• RECORDS TO USE

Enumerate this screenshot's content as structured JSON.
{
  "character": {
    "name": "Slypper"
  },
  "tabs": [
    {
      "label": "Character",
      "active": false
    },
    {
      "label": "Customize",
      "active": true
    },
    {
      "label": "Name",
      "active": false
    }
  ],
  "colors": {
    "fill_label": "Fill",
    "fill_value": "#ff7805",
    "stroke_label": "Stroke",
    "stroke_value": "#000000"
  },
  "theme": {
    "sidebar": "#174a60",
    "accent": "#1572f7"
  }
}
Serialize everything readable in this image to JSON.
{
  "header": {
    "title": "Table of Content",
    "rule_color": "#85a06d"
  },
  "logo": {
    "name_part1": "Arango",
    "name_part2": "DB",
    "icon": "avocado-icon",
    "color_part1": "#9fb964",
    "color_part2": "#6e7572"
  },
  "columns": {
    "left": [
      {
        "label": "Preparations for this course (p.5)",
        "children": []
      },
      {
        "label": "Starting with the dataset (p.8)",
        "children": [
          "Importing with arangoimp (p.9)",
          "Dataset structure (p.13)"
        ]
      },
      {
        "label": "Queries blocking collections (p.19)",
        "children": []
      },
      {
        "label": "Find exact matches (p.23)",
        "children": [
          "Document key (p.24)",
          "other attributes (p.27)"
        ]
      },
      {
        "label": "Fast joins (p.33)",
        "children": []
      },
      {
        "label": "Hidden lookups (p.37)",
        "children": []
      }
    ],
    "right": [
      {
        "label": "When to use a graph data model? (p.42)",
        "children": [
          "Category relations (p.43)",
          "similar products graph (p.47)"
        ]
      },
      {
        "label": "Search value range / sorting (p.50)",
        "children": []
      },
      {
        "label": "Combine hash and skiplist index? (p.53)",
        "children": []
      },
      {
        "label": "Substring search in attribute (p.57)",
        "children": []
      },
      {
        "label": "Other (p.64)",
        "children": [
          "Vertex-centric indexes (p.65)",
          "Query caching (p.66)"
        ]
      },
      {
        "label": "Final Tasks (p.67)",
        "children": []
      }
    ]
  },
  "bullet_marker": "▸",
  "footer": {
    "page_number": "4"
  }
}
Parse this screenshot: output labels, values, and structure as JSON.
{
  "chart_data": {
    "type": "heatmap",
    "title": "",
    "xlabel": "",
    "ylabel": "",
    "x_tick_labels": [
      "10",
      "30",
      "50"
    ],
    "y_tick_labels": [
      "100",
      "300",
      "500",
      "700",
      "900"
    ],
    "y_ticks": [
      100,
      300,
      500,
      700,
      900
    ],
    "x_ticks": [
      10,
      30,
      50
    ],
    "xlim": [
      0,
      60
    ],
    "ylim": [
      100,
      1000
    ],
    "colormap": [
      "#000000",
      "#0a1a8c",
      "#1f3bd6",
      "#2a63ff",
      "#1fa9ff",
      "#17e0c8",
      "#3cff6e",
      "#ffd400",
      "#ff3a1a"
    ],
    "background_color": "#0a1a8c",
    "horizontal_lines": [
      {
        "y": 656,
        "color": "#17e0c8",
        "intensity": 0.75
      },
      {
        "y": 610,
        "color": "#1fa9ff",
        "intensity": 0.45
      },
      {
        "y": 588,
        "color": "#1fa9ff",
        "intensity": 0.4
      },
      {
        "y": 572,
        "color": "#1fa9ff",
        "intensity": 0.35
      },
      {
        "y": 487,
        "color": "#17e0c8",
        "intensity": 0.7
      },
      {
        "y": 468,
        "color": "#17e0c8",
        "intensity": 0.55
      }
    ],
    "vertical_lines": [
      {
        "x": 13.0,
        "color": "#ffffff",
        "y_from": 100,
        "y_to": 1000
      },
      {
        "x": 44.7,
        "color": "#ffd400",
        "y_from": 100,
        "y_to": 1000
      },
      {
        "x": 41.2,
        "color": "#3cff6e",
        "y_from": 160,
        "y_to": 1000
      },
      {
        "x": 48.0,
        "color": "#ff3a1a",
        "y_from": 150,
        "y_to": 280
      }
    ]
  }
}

• TASK BRIEF
Repeat all of the entries exactly.

• WRITTEN RESPONSE
Enumerate this screenshot's content as structured JSON.
{
  "character": {
    "name": "Slypper"
  },
  "tabs": [
    {
      "label": "Character",
      "active": false
    },
    {
      "label": "Customize",
      "active": true
    },
    {
      "label": "Name",
      "active": false
    }
  ],
  "colors": {
    "fill_label": "Fill",
    "fill_value": "#ff7805",
    "stroke_label": "Stroke",
    "stroke_value": "#000000"
  },
  "theme": {
    "sidebar": "#174a60",
    "accent": "#1572f7"
  }
}
Serialize everything readable in this image to JSON.
{
  "header": {
    "title": "Table of Content",
    "rule_color": "#85a06d"
  },
  "logo": {
    "name_part1": "Arango",
    "name_part2": "DB",
    "icon": "avocado-icon",
    "color_part1": "#9fb964",
    "color_part2": "#6e7572"
  },
  "columns": {
    "left": [
      {
        "label": "Preparations for this course (p.5)",
        "children": []
      },
      {
        "label": "Starting with the dataset (p.8)",
        "children": [
          "Importing with arangoimp (p.9)",
          "Dataset structure (p.13)"
        ]
      },
      {
        "label": "Queries blocking collections (p.19)",
        "children": []
      },
      {
        "label": "Find exact matches (p.23)",
        "children": [
          "Document key (p.24)",
          "other attributes (p.27)"
        ]
      },
      {
        "label": "Fast joins (p.33)",
        "children": []
      },
      {
        "label": "Hidden lookups (p.37)",
        "children": []
      }
    ],
    "right": [
      {
        "label": "When to use a graph data model? (p.42)",
        "children": [
          "Category relations (p.43)",
          "similar products graph (p.47)"
        ]
      },
      {
        "label": "Search value range / sorting (p.50)",
        "children": []
      },
      {
        "label": "Combine hash and skiplist index? (p.53)",
        "children": []
      },
      {
        "label": "Substring search in attribute (p.57)",
        "children": []
      },
      {
        "label": "Other (p.64)",
        "children": [
          "Vertex-centric indexes (p.65)",
          "Query caching (p.66)"
        ]
      },
      {
        "label": "Final Tasks (p.67)",
        "children": []
      }
    ]
  },
  "bullet_marker": "▸",
  "footer": {
    "page_number": "4"
  }
}
Parse this screenshot: output labels, values, and structure as JSON.
{
  "chart_data": {
    "type": "heatmap",
    "title": "",
    "xlabel": "",
    "ylabel": "",
    "x_tick_labels": [
      "10",
      "30",
      "50"
    ],
    "y_tick_labels": [
      "100",
      "300",
      "500",
      "700",
      "900"
    ],
    "y_ticks": [
      100,
      300,
      500,
      700,
      900
    ],
    "x_ticks": [
      10,
      30,
      50
    ],
    "xlim": [
      0,
      60
    ],
    "ylim": [
      100,
      1000
    ],
    "colormap": [
      "#000000",
      "#0a1a8c",
      "#1f3bd6",
      "#2a63ff",
      "#1fa9ff",
      "#17e0c8",
      "#3cff6e",
      "#ffd400",
      "#ff3a1a"
    ],
    "background_color": "#0a1a8c",
    "horizontal_lines": [
      {
        "y": 656,
        "color": "#17e0c8",
        "intensity": 0.75
      },
      {
        "y": 610,
        "color": "#1fa9ff",
        "intensity": 0.45
      },
      {
        "y": 588,
        "color": "#1fa9ff",
        "intensity": 0.4
      },
      {
        "y": 572,
        "color": "#1fa9ff",
        "intensity": 0.35
      },
      {
        "y": 487,
        "color": "#17e0c8",
        "intensity": 0.7
      },
      {
        "y": 468,
        "color": "#17e0c8",
        "intensity": 0.55
      }
    ],
    "vertical_lines": [
      {
        "x": 13.0,
        "color": "#ffffff",
        "y_from": 100,
        "y_to": 1000
      },
      {
        "x": 44.7,
        "color": "#ffd400",
        "y_from": 100,
        "y_to": 1000
      },
      {
        "x": 41.2,
        "color": "#3cff6e",
        "y_from": 160,
        "y_to": 1000
      },
      {
        "x": 48.0,
        "color": "#ff3a1a",
        "y_from": 150,
        "y_to": 280
      }
    ]
  }
}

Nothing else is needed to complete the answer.